Dataset excerpt
--------------------

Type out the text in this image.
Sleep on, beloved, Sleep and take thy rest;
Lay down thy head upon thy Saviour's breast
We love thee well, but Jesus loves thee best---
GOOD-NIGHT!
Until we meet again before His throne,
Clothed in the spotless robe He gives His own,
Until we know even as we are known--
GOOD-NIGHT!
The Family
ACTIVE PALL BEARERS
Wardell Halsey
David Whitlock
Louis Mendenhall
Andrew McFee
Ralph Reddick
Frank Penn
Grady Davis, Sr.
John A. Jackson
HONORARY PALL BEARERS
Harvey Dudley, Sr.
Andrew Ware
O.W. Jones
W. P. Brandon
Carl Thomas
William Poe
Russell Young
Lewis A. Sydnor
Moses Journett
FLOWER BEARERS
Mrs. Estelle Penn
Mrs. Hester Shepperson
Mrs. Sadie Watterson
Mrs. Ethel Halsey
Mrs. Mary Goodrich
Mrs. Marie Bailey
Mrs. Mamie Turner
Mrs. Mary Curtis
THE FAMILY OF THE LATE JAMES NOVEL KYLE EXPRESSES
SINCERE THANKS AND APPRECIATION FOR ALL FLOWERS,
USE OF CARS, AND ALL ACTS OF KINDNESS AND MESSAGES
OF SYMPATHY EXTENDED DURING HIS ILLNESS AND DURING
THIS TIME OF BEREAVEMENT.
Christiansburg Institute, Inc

--------------------

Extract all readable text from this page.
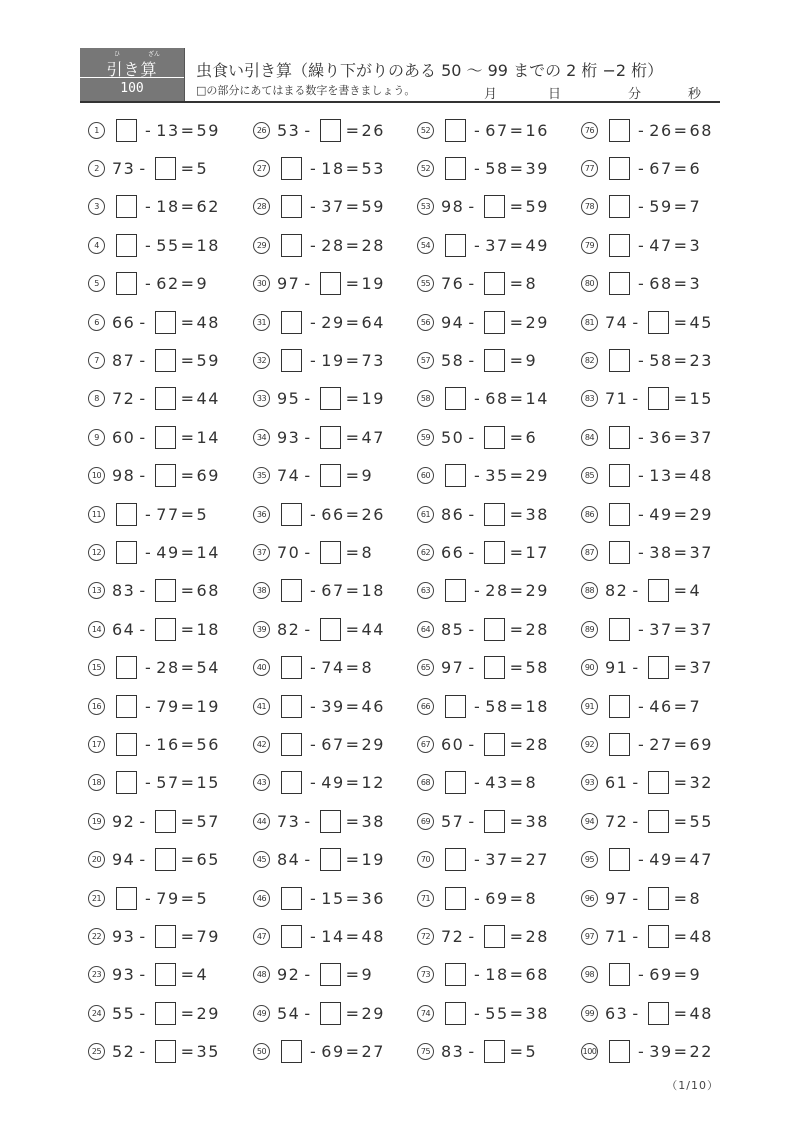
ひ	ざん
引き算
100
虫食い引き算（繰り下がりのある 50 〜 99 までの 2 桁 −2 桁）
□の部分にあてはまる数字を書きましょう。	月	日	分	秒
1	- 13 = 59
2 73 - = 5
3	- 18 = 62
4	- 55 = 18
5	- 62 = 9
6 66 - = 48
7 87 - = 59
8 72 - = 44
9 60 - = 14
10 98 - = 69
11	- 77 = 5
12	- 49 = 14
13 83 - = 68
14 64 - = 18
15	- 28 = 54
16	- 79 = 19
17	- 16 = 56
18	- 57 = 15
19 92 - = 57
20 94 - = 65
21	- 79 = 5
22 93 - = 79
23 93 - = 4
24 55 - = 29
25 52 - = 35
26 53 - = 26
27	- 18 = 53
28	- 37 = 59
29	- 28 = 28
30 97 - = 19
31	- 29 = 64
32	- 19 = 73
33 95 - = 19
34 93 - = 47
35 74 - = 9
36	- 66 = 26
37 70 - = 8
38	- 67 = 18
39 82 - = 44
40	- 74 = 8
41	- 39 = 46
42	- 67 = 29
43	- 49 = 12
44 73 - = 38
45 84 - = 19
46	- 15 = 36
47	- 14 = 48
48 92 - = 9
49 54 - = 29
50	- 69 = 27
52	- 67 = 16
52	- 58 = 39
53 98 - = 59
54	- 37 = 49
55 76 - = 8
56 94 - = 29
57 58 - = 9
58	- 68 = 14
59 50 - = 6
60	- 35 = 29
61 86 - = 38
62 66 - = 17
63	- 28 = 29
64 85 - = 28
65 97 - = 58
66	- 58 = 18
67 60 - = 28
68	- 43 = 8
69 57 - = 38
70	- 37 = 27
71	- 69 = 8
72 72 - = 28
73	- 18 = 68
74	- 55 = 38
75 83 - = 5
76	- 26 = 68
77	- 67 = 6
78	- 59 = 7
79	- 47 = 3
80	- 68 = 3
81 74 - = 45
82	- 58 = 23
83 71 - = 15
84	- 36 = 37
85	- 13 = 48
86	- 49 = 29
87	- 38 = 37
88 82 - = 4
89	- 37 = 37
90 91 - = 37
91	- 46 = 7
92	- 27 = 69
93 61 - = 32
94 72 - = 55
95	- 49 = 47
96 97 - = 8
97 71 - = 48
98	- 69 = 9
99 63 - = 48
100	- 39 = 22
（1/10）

--------------------

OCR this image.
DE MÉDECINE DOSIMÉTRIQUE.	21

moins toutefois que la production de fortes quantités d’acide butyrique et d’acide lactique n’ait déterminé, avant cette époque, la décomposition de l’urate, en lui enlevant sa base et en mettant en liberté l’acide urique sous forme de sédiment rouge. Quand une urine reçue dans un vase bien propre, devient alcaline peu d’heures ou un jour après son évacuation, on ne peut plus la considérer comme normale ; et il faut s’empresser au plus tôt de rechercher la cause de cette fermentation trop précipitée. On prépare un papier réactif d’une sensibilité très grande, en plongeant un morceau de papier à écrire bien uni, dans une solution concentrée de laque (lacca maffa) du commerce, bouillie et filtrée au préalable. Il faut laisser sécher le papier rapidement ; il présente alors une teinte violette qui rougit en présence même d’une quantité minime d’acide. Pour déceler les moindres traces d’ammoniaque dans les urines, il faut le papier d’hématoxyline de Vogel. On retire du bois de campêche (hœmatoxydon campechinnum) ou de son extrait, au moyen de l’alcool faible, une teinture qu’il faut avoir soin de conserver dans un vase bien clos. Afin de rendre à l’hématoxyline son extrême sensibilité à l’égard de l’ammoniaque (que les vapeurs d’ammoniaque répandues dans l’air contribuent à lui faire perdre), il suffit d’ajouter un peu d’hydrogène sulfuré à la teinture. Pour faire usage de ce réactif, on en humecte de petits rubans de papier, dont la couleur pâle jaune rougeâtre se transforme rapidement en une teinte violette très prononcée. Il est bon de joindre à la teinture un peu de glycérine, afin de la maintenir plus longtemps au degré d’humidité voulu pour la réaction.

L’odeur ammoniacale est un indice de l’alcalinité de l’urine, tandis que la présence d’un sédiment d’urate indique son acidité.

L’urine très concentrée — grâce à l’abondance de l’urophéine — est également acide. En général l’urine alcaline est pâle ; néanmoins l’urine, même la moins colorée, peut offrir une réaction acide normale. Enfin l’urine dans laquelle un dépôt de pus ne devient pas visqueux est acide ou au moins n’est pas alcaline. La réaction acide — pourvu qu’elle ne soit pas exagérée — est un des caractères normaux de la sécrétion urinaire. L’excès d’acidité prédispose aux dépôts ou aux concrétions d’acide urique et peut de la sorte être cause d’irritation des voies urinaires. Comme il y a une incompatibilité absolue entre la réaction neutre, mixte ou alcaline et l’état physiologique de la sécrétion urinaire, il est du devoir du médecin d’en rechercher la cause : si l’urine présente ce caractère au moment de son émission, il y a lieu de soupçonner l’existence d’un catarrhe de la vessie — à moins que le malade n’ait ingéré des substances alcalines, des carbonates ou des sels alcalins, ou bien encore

--------------------

Work to do ->
Extract every line containing the string "Until" from the material.

Solved exercise ->
Until we meet again before His throne,
Until we know even as we are known--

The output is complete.